(Extracted data entries)
* * *
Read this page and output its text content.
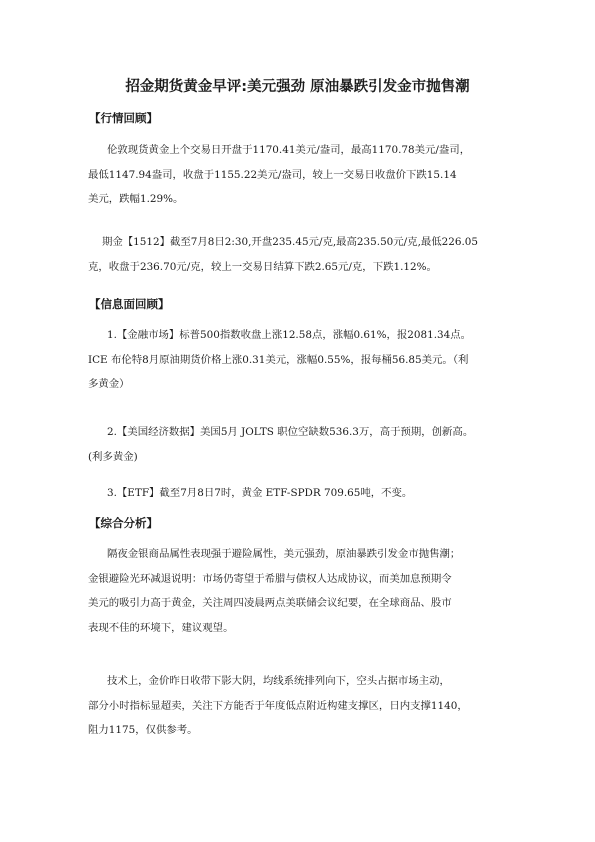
招金期货黄金早评:美元强劲 原油暴跌引发金市抛售潮
【行情回顾】
伦敦现货黄金上个交易日开盘于1170.41美元/盎司，最高1170.78美元/盎司，
最低1147.94盎司，收盘于1155.22美元/盎司，较上一交易日收盘价下跌15.14
美元，跌幅1.29%。
期金【1512】截至7月8日2:30,开盘235.45元/克,最高235.50元/克,最低226.05
克，收盘于236.70元/克，较上一交易日结算下跌2.65元/克，下跌1.12%。
【信息面回顾】
1.【金融市场】标普500指数收盘上涨12.58点，涨幅0.61%，报2081.34点。
ICE 布伦特8月原油期货价格上涨0.31美元，涨幅0.55%，报每桶56.85美元。（利
多黄金）
2.【美国经济数据】美国5月 JOLTS 职位空缺数536.3万，高于预期，创新高。
(利多黄金)
3.【ETF】截至7月8日7时，黄金 ETF-SPDR 709.65吨，不变。
【综合分析】
隔夜金银商品属性表现强于避险属性，美元强劲，原油暴跌引发金市抛售潮；
金银避险光环减退说明：市场仍寄望于希腊与债权人达成协议，而美加息预期令
美元的吸引力高于黄金，关注周四凌晨两点美联储会议纪要，在全球商品、股市
表现不佳的环境下，建议观望。
技术上，金价昨日收带下影大阴，均线系统排列向下，空头占据市场主动，
部分小时指标显超卖，关注下方能否于年度低点附近构建支撑区，日内支撑1140，
阻力1175，仅供参考。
* * *
**Task directions**
Transcribe every entry word for word, but skip the pictures.

**Solution to this problem**
Read this page and output its text content.
招金期货黄金早评:美元强劲 原油暴跌引发金市抛售潮
【行情回顾】
伦敦现货黄金上个交易日开盘于1170.41美元/盎司，最高1170.78美元/盎司，
最低1147.94盎司，收盘于1155.22美元/盎司，较上一交易日收盘价下跌15.14
美元，跌幅1.29%。
期金【1512】截至7月8日2:30,开盘235.45元/克,最高235.50元/克,最低226.05
克，收盘于236.70元/克，较上一交易日结算下跌2.65元/克，下跌1.12%。
【信息面回顾】
1.【金融市场】标普500指数收盘上涨12.58点，涨幅0.61%，报2081.34点。
ICE 布伦特8月原油期货价格上涨0.31美元，涨幅0.55%，报每桶56.85美元。（利
多黄金）
2.【美国经济数据】美国5月 JOLTS 职位空缺数536.3万，高于预期，创新高。
(利多黄金)
3.【ETF】截至7月8日7时，黄金 ETF-SPDR 709.65吨，不变。
【综合分析】
隔夜金银商品属性表现强于避险属性，美元强劲，原油暴跌引发金市抛售潮；
金银避险光环减退说明：市场仍寄望于希腊与债权人达成协议，而美加息预期令
美元的吸引力高于黄金，关注周四凌晨两点美联储会议纪要，在全球商品、股市
表现不佳的环境下，建议观望。
技术上，金价昨日收带下影大阴，均线系统排列向下，空头占据市场主动，
部分小时指标显超卖，关注下方能否于年度低点附近构建支撑区，日内支撑1140，
阻力1175，仅供参考。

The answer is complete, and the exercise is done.